* [Material shown]:
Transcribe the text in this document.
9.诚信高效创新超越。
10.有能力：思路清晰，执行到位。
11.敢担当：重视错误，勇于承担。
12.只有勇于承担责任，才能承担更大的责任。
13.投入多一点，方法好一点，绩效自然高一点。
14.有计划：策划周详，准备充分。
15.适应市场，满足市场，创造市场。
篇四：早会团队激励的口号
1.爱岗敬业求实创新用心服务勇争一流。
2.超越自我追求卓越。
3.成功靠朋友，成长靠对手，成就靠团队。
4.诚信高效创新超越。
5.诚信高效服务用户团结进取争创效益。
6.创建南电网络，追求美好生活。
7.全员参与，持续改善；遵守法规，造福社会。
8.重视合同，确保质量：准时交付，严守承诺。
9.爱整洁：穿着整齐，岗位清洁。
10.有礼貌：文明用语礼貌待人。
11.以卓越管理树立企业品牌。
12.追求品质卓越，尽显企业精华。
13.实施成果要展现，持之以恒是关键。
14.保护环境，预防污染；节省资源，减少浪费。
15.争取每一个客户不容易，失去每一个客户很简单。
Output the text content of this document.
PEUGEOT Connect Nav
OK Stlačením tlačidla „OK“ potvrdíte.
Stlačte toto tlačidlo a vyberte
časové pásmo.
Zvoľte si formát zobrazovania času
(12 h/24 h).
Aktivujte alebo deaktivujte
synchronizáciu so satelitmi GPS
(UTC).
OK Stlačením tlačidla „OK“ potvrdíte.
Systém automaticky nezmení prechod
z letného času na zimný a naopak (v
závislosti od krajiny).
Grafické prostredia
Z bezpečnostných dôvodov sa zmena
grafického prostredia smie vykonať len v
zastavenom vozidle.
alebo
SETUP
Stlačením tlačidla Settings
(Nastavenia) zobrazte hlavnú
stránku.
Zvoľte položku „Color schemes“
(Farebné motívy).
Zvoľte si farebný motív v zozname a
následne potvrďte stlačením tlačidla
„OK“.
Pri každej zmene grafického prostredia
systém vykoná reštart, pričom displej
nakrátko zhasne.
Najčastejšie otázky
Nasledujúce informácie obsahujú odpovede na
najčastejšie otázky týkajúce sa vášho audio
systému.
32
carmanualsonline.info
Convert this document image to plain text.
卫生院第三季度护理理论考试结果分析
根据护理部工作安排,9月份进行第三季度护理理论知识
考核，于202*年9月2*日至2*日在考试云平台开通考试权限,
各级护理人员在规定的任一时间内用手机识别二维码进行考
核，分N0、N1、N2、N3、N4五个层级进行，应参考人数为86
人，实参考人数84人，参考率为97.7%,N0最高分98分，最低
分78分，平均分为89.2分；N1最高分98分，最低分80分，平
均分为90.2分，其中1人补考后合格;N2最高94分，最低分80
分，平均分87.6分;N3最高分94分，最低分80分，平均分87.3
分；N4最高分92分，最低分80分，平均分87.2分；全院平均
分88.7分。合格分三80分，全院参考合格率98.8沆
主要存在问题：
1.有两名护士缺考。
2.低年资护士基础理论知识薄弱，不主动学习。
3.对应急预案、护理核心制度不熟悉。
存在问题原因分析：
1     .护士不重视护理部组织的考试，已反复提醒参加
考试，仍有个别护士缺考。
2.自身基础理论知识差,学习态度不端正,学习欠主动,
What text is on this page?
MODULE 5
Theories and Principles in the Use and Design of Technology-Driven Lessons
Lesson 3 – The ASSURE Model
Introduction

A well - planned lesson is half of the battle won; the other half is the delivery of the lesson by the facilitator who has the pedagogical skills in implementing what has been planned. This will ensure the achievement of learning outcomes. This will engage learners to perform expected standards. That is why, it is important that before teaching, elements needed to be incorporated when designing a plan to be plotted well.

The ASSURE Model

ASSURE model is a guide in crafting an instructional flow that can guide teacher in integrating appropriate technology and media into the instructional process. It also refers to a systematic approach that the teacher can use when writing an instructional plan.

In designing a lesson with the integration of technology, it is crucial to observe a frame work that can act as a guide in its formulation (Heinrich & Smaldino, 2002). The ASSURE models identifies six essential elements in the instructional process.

* [Given problem]:
Extract every entry in the listing word for word.

* [Final answer]:
Transcribe the text in this document.
9.诚信高效创新超越。
10.有能力：思路清晰，执行到位。
11.敢担当：重视错误，勇于承担。
12.只有勇于承担责任，才能承担更大的责任。
13.投入多一点，方法好一点，绩效自然高一点。
14.有计划：策划周详，准备充分。
15.适应市场，满足市场，创造市场。
篇四：早会团队激励的口号
1.爱岗敬业求实创新用心服务勇争一流。
2.超越自我追求卓越。
3.成功靠朋友，成长靠对手，成就靠团队。
4.诚信高效创新超越。
5.诚信高效服务用户团结进取争创效益。
6.创建南电网络，追求美好生活。
7.全员参与，持续改善；遵守法规，造福社会。
8.重视合同，确保质量：准时交付，严守承诺。
9.爱整洁：穿着整齐，岗位清洁。
10.有礼貌：文明用语礼貌待人。
11.以卓越管理树立企业品牌。
12.追求品质卓越，尽显企业精华。
13.实施成果要展现，持之以恒是关键。
14.保护环境，预防污染；节省资源，减少浪费。
15.争取每一个客户不容易，失去每一个客户很简单。
Output the text content of this document.
PEUGEOT Connect Nav
OK Stlačením tlačidla „OK“ potvrdíte.
Stlačte toto tlačidlo a vyberte
časové pásmo.
Zvoľte si formát zobrazovania času
(12 h/24 h).
Aktivujte alebo deaktivujte
synchronizáciu so satelitmi GPS
(UTC).
OK Stlačením tlačidla „OK“ potvrdíte.
Systém automaticky nezmení prechod
z letného času na zimný a naopak (v
závislosti od krajiny).
Grafické prostredia
Z bezpečnostných dôvodov sa zmena
grafického prostredia smie vykonať len v
zastavenom vozidle.
alebo
SETUP
Stlačením tlačidla Settings
(Nastavenia) zobrazte hlavnú
stránku.
Zvoľte položku „Color schemes“
(Farebné motívy).
Zvoľte si farebný motív v zozname a
následne potvrďte stlačením tlačidla
„OK“.
Pri každej zmene grafického prostredia
systém vykoná reštart, pričom displej
nakrátko zhasne.
Najčastejšie otázky
Nasledujúce informácie obsahujú odpovede na
najčastejšie otázky týkajúce sa vášho audio
systému.
32
carmanualsonline.info
Convert this document image to plain text.
卫生院第三季度护理理论考试结果分析
根据护理部工作安排,9月份进行第三季度护理理论知识
考核，于202*年9月2*日至2*日在考试云平台开通考试权限,
各级护理人员在规定的任一时间内用手机识别二维码进行考
核，分N0、N1、N2、N3、N4五个层级进行，应参考人数为86
人，实参考人数84人，参考率为97.7%,N0最高分98分，最低
分78分，平均分为89.2分；N1最高分98分，最低分80分，平
均分为90.2分，其中1人补考后合格;N2最高94分，最低分80
分，平均分87.6分;N3最高分94分，最低分80分，平均分87.3
分；N4最高分92分，最低分80分，平均分87.2分；全院平均
分88.7分。合格分三80分，全院参考合格率98.8沆
主要存在问题：
1.有两名护士缺考。
2.低年资护士基础理论知识薄弱，不主动学习。
3.对应急预案、护理核心制度不熟悉。
存在问题原因分析：
1     .护士不重视护理部组织的考试，已反复提醒参加
考试，仍有个别护士缺考。
2.自身基础理论知识差,学习态度不端正,学习欠主动,
What text is on this page?
MODULE 5
Theories and Principles in the Use and Design of Technology-Driven Lessons
Lesson 3 – The ASSURE Model
Introduction

A well - planned lesson is half of the battle won; the other half is the delivery of the lesson by the facilitator who has the pedagogical skills in implementing what has been planned. This will ensure the achievement of learning outcomes. This will engage learners to perform expected standards. That is why, it is important that before teaching, elements needed to be incorporated when designing a plan to be plotted well.

The ASSURE Model

ASSURE model is a guide in crafting an instructional flow that can guide teacher in integrating appropriate technology and media into the instructional process. It also refers to a systematic approach that the teacher can use when writing an instructional plan.

In designing a lesson with the integration of technology, it is crucial to observe a frame work that can act as a guide in its formulation (Heinrich & Smaldino, 2002). The ASSURE models identifies six essential elements in the instructional process.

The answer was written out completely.